(Dataset items)

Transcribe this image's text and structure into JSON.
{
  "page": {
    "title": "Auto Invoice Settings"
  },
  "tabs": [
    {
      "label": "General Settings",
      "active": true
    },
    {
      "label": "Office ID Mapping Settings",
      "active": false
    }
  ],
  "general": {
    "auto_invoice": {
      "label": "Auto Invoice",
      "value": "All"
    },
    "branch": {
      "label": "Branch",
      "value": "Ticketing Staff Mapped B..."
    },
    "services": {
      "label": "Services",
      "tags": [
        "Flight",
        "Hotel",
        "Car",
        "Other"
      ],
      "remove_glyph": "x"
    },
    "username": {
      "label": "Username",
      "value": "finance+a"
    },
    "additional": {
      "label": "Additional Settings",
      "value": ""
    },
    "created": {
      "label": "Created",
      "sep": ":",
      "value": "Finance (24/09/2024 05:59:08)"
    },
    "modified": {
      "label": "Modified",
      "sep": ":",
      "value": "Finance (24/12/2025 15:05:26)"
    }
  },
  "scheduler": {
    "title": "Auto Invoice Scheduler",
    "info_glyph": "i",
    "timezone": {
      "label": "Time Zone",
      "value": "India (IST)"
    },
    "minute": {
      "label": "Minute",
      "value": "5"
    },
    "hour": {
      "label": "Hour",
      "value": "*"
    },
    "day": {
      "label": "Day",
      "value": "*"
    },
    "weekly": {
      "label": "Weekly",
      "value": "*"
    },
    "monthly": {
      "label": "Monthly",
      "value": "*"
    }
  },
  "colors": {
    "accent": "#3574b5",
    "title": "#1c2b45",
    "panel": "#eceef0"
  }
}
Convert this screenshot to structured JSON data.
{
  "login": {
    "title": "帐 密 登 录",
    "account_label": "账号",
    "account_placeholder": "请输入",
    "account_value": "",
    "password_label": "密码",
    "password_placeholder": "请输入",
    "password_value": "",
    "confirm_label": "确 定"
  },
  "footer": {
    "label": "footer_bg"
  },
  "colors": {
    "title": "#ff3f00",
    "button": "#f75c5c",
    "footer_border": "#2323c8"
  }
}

### What to work on
Beginning at the line where "Convert this screenshot" appears, extract each line through the end of the data above; keep them exact and include nothing else.

### Result
Convert this screenshot to structured JSON data.
{
  "login": {
    "title": "帐 密 登 录",
    "account_label": "账号",
    "account_placeholder": "请输入",
    "account_value": "",
    "password_label": "密码",
    "password_placeholder": "请输入",
    "password_value": "",
    "confirm_label": "确 定"
  },
  "footer": {
    "label": "footer_bg"
  },
  "colors": {
    "title": "#ff3f00",
    "button": "#f75c5c",
    "footer_border": "#2323c8"
  }
}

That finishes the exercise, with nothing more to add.